# Objective:
From the entries below, please gather each line containing the string "this".

# Materials provided:
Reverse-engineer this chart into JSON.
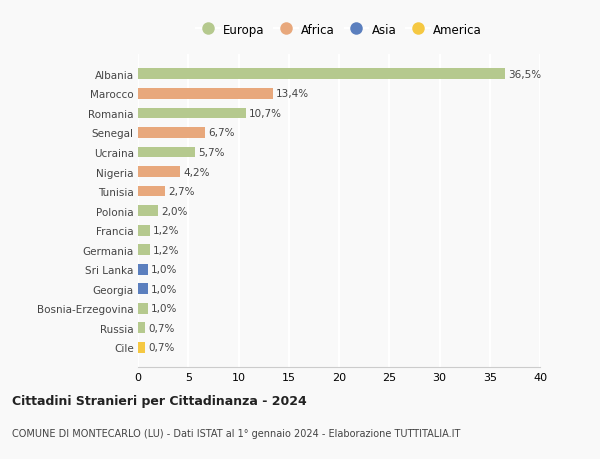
{
  "countries": [
    "Albania",
    "Marocco",
    "Romania",
    "Senegal",
    "Ucraina",
    "Nigeria",
    "Tunisia",
    "Polonia",
    "Francia",
    "Germania",
    "Sri Lanka",
    "Georgia",
    "Bosnia-Erzegovina",
    "Russia",
    "Cile"
  ],
  "values": [
    36.5,
    13.4,
    10.7,
    6.7,
    5.7,
    4.2,
    2.7,
    2.0,
    1.2,
    1.2,
    1.0,
    1.0,
    1.0,
    0.7,
    0.7
  ],
  "labels": [
    "36,5%",
    "13,4%",
    "10,7%",
    "6,7%",
    "5,7%",
    "4,2%",
    "2,7%",
    "2,0%",
    "1,2%",
    "1,2%",
    "1,0%",
    "1,0%",
    "1,0%",
    "0,7%",
    "0,7%"
  ],
  "continents": [
    "Europa",
    "Africa",
    "Europa",
    "Africa",
    "Europa",
    "Africa",
    "Africa",
    "Europa",
    "Europa",
    "Europa",
    "Asia",
    "Asia",
    "Europa",
    "Europa",
    "America"
  ],
  "colors": {
    "Europa": "#b5c98e",
    "Africa": "#e8a87c",
    "Asia": "#5b7fbe",
    "America": "#f5c842"
  },
  "title": "Cittadini Stranieri per Cittadinanza - 2024",
  "subtitle": "COMUNE DI MONTECARLO (LU) - Dati ISTAT al 1° gennaio 2024 - Elaborazione TUTTITALIA.IT",
  "xlim": [
    0,
    40
  ],
  "xticks": [
    0,
    5,
    10,
    15,
    20,
    25,
    30,
    35,
    40
  ],
  "background_color": "#f9f9f9",
  "grid_color": "#ffffff",
  "legend_order": [
    "Europa",
    "Africa",
    "Asia",
    "America"
  ]
}
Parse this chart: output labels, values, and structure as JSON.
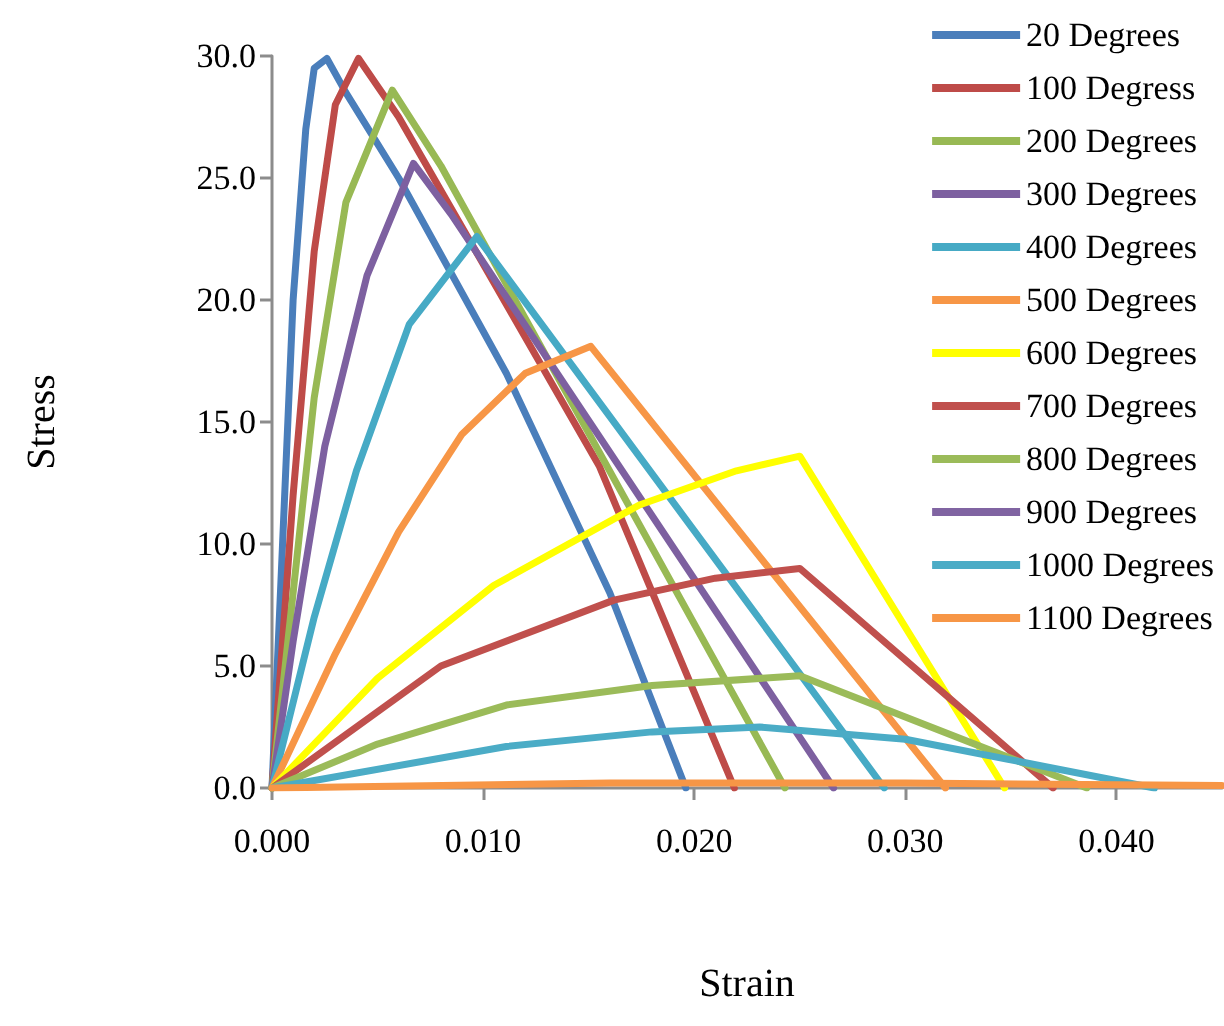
{
  "chart_data": {
    "type": "line",
    "xlabel": "Strain",
    "ylabel": "Stress",
    "xlim": [
      0,
      0.045
    ],
    "ylim": [
      0,
      30
    ],
    "xticks": [
      {
        "value": 0,
        "label": "0.000"
      },
      {
        "value": 0.01,
        "label": "0.010"
      },
      {
        "value": 0.02,
        "label": "0.020"
      },
      {
        "value": 0.03,
        "label": "0.030"
      },
      {
        "value": 0.04,
        "label": "0.040"
      }
    ],
    "yticks": [
      {
        "value": 0,
        "label": "0.0"
      },
      {
        "value": 5,
        "label": "5.0"
      },
      {
        "value": 10,
        "label": "10.0"
      },
      {
        "value": 15,
        "label": "15.0"
      },
      {
        "value": 20,
        "label": "20.0"
      },
      {
        "value": 25,
        "label": "25.0"
      },
      {
        "value": 30,
        "label": "30.0"
      }
    ],
    "grid": false,
    "legend": "top right",
    "marker": "none",
    "line_style": "solid",
    "series": [
      {
        "name": "20 Degrees",
        "color": "#4a7ebb",
        "x": [
          0,
          0.0005,
          0.001,
          0.0016,
          0.002,
          0.0026,
          0.0035,
          0.006,
          0.0111,
          0.016,
          0.0196
        ],
        "values": [
          0,
          10,
          20,
          27,
          29.5,
          29.9,
          28.5,
          25,
          17,
          8,
          0
        ]
      },
      {
        "name": "100 Degress",
        "color": "#be4b48",
        "x": [
          0,
          0.001,
          0.002,
          0.003,
          0.0041,
          0.006,
          0.0155,
          0.0219
        ],
        "values": [
          0,
          12,
          22,
          28,
          29.9,
          27.5,
          13.2,
          0
        ]
      },
      {
        "name": "200 Degrees",
        "color": "#98b954",
        "x": [
          0,
          0.001,
          0.002,
          0.0035,
          0.0057,
          0.008,
          0.0243
        ],
        "values": [
          0,
          8,
          16,
          24,
          28.6,
          25.5,
          0
        ]
      },
      {
        "name": "300 Degrees",
        "color": "#7d60a0",
        "x": [
          0,
          0.001,
          0.0025,
          0.0045,
          0.0067,
          0.0085,
          0.0266
        ],
        "values": [
          0,
          6,
          14,
          21,
          25.6,
          23.5,
          0
        ]
      },
      {
        "name": "400 Degrees",
        "color": "#46aac5",
        "x": [
          0,
          0.002,
          0.004,
          0.0065,
          0.0097,
          0.0115,
          0.029
        ],
        "values": [
          0,
          7,
          13,
          19,
          22.6,
          20.5,
          0
        ]
      },
      {
        "name": "500 Degrees",
        "color": "#f79646",
        "x": [
          0,
          0.003,
          0.006,
          0.009,
          0.012,
          0.0151,
          0.0319
        ],
        "values": [
          0,
          5.5,
          10.5,
          14.5,
          17,
          18.1,
          0
        ]
      },
      {
        "name": "600 Degrees",
        "color": "#ffff00",
        "x": [
          0,
          0.005,
          0.0105,
          0.0174,
          0.022,
          0.025,
          0.0347
        ],
        "values": [
          0,
          4.5,
          8.3,
          11.6,
          13,
          13.6,
          0
        ]
      },
      {
        "name": "700 Degrees",
        "color": "#c0504d",
        "x": [
          0,
          0.008,
          0.0162,
          0.021,
          0.025,
          0.037
        ],
        "values": [
          0,
          5,
          7.7,
          8.6,
          9,
          0
        ]
      },
      {
        "name": "800 Degrees",
        "color": "#9bbb59",
        "x": [
          0,
          0.005,
          0.0111,
          0.018,
          0.025,
          0.0386
        ],
        "values": [
          0,
          1.8,
          3.4,
          4.2,
          4.6,
          0
        ]
      },
      {
        "name": "900 Degrees",
        "color": "#8064a2"
      },
      {
        "name": "1000 Degrees",
        "color": "#4bacc6",
        "x": [
          0,
          0.0111,
          0.018,
          0.0231,
          0.03,
          0.0418
        ],
        "values": [
          0,
          1.7,
          2.3,
          2.5,
          2,
          0
        ]
      },
      {
        "name": "1100 Degrees",
        "color": "#f79646",
        "x": [
          0,
          0.016,
          0.03,
          0.045
        ],
        "values": [
          0,
          0.2,
          0.2,
          0.1
        ]
      }
    ]
  }
}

# Finished answer:
Reverse-engineer this chart into JSON.
Parse this chart: output labels, values, and structure as JSON.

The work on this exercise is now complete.